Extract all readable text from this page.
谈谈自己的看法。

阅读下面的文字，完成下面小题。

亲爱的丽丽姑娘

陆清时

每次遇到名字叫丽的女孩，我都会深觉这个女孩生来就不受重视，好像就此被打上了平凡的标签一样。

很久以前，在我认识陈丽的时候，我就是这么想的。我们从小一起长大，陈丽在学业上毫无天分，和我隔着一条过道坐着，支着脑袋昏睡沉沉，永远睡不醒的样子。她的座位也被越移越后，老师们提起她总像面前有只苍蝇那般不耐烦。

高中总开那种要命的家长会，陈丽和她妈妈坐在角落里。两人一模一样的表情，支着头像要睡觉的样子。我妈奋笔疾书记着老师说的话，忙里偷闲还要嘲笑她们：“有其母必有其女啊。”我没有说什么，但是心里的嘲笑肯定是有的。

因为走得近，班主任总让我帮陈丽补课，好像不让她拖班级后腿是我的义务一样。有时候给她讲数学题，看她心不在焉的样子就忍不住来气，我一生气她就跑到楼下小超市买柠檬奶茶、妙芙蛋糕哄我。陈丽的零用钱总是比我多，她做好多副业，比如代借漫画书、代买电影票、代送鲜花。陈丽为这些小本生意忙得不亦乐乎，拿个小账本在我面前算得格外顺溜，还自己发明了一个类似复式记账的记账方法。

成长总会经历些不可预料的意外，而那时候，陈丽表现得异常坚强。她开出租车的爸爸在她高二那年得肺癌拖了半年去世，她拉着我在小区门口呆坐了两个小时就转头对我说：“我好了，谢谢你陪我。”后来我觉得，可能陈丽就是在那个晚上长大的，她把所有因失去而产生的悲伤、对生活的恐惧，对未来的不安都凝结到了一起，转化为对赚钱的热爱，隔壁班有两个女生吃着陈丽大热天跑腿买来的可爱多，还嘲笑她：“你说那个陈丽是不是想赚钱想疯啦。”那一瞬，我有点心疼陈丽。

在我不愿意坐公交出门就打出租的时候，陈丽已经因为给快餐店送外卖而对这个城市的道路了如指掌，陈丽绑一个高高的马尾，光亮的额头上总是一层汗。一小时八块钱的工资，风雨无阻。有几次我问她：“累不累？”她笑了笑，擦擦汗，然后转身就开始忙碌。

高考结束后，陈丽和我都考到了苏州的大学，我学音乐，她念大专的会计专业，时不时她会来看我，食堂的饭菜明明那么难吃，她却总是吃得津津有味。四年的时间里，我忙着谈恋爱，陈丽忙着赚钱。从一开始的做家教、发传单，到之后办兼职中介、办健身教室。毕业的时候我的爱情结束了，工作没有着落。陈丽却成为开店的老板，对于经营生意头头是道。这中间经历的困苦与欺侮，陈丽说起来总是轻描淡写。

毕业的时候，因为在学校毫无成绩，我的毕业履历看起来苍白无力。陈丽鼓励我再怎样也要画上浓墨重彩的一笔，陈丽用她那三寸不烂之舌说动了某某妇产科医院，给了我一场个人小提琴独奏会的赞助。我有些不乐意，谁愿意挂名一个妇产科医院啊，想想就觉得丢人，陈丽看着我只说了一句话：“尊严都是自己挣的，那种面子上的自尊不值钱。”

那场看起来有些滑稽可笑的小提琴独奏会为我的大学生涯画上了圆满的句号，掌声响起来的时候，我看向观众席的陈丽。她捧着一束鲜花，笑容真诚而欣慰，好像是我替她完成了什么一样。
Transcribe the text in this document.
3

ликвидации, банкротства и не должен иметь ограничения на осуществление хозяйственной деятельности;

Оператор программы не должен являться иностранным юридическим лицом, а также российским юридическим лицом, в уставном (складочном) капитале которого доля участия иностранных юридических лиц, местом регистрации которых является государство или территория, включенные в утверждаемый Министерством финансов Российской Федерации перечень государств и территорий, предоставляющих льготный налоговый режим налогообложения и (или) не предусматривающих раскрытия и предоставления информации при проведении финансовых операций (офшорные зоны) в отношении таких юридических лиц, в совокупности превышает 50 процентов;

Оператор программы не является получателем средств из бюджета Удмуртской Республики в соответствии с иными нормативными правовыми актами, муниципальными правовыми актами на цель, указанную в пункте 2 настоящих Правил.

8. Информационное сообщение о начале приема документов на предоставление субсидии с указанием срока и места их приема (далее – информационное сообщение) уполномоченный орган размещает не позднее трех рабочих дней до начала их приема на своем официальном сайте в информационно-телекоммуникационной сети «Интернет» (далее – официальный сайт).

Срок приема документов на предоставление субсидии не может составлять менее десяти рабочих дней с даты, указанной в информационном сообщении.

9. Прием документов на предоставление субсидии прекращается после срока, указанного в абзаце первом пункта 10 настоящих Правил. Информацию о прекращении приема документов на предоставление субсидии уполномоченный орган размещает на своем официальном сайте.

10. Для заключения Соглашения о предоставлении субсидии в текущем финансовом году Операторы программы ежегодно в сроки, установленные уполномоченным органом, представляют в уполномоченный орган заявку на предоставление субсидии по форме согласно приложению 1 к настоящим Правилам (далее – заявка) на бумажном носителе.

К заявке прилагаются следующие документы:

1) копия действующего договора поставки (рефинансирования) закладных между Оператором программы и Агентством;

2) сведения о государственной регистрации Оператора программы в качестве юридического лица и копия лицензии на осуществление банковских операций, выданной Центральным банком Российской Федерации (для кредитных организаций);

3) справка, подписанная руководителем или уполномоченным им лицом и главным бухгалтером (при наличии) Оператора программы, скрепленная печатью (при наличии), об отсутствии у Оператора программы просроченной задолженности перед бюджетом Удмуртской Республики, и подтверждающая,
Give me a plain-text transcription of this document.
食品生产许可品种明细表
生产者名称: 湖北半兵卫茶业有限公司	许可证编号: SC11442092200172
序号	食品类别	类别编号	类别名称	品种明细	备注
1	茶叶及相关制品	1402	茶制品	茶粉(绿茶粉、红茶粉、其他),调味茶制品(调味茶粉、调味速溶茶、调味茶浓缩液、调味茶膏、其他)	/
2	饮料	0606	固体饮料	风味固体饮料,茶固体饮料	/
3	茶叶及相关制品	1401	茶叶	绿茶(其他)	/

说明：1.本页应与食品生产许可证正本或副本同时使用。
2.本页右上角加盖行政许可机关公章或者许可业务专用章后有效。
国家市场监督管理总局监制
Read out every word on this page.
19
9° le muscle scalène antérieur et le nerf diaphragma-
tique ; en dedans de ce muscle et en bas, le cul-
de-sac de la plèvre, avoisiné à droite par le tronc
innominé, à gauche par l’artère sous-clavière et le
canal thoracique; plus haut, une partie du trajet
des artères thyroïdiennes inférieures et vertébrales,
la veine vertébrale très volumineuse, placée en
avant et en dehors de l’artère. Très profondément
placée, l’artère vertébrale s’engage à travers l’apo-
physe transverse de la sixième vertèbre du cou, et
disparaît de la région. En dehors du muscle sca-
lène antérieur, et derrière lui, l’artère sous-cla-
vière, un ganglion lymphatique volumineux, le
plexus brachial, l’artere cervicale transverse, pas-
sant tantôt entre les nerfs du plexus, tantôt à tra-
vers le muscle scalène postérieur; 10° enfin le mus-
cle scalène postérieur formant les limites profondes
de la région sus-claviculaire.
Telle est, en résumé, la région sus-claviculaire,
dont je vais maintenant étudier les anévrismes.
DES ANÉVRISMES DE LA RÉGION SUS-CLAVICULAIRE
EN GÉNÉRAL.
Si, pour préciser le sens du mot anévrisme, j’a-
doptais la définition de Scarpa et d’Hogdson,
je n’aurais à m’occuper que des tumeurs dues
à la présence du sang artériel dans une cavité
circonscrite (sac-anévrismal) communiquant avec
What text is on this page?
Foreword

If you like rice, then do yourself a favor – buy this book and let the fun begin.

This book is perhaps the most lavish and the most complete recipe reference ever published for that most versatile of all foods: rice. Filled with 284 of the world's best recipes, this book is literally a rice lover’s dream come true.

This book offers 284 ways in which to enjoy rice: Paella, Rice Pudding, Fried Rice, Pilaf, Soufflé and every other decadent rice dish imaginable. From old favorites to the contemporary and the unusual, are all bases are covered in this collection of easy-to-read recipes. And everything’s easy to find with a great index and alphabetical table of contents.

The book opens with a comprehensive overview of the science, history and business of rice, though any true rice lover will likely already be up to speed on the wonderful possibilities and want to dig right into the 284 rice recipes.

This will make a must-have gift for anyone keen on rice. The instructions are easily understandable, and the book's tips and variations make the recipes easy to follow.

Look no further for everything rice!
────
◆ **Work to be completed**: Working from the material above, state how many lines contain "text"; give only the number.

◆ **The response**: 4